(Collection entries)
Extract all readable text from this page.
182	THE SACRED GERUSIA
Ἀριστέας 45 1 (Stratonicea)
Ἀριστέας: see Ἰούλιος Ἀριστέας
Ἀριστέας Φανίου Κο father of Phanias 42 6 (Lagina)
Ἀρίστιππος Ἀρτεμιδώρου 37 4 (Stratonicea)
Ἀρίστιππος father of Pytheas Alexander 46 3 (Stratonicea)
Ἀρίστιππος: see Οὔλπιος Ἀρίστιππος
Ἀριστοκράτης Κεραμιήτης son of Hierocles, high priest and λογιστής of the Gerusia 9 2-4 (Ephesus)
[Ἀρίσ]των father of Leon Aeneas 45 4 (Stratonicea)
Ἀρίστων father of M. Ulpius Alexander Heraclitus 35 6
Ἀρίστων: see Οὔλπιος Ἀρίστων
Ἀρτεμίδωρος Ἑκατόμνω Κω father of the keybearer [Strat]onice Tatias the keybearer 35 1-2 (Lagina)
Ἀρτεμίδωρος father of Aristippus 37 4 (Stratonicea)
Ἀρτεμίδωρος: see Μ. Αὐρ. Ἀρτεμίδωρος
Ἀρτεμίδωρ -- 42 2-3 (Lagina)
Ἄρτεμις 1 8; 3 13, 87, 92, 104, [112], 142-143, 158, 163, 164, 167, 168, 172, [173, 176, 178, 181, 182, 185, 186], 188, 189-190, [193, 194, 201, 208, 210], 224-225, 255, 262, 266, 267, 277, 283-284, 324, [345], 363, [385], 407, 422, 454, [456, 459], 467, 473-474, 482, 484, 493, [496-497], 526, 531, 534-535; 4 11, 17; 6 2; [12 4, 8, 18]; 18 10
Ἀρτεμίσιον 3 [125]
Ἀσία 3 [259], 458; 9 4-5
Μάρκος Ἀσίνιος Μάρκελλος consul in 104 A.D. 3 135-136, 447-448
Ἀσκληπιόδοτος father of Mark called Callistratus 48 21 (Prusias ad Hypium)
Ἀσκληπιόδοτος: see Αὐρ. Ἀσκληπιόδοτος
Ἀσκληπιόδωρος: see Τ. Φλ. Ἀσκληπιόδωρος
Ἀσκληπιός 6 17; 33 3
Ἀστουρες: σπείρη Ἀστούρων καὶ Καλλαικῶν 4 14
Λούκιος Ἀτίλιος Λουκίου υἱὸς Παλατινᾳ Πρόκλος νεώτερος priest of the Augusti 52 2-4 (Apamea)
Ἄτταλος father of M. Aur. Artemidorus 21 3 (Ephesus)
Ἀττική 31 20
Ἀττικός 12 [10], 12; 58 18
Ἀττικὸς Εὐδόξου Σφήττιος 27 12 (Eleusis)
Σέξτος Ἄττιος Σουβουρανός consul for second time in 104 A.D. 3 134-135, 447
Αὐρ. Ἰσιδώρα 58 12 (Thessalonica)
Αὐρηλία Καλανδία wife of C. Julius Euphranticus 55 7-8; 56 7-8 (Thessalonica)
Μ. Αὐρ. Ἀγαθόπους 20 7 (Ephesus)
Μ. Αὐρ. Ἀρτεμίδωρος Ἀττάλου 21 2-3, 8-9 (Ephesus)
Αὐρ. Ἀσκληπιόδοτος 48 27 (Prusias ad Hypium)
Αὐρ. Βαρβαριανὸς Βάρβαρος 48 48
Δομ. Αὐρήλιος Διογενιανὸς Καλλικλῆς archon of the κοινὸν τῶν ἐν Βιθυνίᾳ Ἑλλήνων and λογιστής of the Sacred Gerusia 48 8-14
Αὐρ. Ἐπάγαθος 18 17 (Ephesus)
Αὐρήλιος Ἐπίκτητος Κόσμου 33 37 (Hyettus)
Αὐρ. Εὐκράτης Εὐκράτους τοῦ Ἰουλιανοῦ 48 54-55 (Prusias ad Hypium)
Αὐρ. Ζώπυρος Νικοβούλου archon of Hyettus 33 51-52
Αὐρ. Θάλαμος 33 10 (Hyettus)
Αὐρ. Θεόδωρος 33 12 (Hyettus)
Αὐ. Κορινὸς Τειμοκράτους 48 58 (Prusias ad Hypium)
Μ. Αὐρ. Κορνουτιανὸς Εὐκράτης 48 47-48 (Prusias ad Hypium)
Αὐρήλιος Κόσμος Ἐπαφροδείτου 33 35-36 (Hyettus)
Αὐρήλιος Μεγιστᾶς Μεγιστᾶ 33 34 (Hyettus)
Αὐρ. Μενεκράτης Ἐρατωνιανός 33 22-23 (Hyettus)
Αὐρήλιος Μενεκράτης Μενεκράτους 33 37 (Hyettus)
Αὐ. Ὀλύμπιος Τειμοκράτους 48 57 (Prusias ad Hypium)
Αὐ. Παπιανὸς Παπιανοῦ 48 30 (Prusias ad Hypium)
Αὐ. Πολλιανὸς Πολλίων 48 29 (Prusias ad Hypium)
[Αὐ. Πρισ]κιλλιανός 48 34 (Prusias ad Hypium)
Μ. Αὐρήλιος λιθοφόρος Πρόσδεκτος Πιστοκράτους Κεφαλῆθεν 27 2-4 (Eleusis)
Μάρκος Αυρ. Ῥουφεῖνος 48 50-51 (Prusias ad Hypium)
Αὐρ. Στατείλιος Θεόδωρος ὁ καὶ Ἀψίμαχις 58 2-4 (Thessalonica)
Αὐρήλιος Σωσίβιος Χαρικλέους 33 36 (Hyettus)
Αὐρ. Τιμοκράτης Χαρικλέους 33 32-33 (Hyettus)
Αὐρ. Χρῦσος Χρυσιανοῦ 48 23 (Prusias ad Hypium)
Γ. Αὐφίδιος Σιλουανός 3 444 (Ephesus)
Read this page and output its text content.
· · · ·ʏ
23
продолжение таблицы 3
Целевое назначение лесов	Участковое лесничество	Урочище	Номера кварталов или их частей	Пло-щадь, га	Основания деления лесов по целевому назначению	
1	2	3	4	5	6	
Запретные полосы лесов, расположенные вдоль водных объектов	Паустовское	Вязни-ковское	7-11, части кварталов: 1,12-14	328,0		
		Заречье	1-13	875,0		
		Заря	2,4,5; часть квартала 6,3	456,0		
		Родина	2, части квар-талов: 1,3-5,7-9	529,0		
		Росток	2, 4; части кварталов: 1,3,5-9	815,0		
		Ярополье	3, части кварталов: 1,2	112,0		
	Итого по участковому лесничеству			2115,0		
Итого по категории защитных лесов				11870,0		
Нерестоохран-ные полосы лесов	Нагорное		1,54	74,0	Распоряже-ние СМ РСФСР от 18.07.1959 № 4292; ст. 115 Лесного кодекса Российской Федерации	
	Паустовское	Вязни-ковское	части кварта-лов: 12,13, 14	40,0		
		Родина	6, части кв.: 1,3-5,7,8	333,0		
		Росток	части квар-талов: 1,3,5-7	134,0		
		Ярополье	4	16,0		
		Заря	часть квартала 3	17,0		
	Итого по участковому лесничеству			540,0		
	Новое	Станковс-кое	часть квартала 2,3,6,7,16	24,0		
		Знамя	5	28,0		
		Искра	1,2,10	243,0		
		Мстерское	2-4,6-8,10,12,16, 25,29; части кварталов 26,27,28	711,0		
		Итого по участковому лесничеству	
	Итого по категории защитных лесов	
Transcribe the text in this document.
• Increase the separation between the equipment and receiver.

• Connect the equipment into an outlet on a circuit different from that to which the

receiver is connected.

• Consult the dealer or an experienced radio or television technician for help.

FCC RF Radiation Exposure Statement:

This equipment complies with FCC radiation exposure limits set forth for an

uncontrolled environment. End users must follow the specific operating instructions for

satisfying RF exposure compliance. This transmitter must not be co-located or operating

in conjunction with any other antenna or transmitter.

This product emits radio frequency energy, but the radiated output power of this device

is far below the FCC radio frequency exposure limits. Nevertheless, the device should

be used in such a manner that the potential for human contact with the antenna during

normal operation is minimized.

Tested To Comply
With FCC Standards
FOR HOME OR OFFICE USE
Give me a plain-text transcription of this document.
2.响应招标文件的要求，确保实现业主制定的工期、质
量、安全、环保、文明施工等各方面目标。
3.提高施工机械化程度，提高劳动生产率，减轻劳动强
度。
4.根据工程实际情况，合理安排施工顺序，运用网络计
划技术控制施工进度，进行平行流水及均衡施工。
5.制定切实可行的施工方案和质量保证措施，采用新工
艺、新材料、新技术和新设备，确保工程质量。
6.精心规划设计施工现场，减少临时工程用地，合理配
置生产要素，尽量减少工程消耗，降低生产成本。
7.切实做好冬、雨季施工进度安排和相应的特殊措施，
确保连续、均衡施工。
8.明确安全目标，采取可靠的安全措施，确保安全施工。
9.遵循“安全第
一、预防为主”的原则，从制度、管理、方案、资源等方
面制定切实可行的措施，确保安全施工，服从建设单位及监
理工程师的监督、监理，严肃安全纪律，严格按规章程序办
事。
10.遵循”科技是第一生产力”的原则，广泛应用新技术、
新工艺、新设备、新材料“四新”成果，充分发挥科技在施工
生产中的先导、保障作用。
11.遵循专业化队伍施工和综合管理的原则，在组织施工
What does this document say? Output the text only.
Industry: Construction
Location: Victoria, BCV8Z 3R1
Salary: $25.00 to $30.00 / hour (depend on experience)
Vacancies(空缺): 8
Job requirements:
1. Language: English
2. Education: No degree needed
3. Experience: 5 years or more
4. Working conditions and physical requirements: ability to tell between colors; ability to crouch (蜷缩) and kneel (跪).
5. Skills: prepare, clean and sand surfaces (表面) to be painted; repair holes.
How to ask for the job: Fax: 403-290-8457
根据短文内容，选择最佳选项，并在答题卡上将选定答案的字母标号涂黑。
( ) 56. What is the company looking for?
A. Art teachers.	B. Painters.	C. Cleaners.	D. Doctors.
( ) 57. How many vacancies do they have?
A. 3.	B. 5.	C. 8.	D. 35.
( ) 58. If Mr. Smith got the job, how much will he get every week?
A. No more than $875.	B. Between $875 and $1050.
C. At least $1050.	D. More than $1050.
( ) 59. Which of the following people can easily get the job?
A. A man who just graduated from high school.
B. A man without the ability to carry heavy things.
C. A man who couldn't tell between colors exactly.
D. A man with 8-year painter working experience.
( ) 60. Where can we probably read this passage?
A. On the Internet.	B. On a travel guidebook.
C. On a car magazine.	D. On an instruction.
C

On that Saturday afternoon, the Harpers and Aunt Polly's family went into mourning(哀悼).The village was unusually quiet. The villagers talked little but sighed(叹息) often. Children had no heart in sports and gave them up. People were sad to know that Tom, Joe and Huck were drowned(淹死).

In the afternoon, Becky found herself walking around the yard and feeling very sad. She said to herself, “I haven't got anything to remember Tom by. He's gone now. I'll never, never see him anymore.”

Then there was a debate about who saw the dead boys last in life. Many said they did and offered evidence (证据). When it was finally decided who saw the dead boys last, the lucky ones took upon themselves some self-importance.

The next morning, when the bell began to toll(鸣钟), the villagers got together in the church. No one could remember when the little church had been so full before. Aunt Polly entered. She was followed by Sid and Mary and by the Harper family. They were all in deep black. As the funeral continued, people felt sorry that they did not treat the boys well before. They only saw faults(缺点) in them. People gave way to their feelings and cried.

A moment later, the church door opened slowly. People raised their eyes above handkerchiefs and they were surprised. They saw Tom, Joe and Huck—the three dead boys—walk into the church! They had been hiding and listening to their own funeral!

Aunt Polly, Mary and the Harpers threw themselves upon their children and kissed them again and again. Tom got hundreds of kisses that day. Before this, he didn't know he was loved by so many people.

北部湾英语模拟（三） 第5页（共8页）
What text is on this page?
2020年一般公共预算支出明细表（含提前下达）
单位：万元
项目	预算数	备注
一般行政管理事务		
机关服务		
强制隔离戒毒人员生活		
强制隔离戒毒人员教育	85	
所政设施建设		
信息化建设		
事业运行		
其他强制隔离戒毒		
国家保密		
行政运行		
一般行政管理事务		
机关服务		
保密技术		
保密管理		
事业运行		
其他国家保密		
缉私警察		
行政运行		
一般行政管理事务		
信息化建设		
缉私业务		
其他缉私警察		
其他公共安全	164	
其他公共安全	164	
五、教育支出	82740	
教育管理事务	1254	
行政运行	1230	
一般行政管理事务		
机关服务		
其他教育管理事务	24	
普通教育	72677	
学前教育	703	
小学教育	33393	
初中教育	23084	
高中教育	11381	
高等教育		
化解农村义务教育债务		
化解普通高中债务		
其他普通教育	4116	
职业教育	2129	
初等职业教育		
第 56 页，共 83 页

**EXERCISE BRIEF**: Each line above that includes "receiver" should be shown.

**COMPLETE OUTPUT**:
• Increase the separation between the equipment and receiver.
receiver is connected.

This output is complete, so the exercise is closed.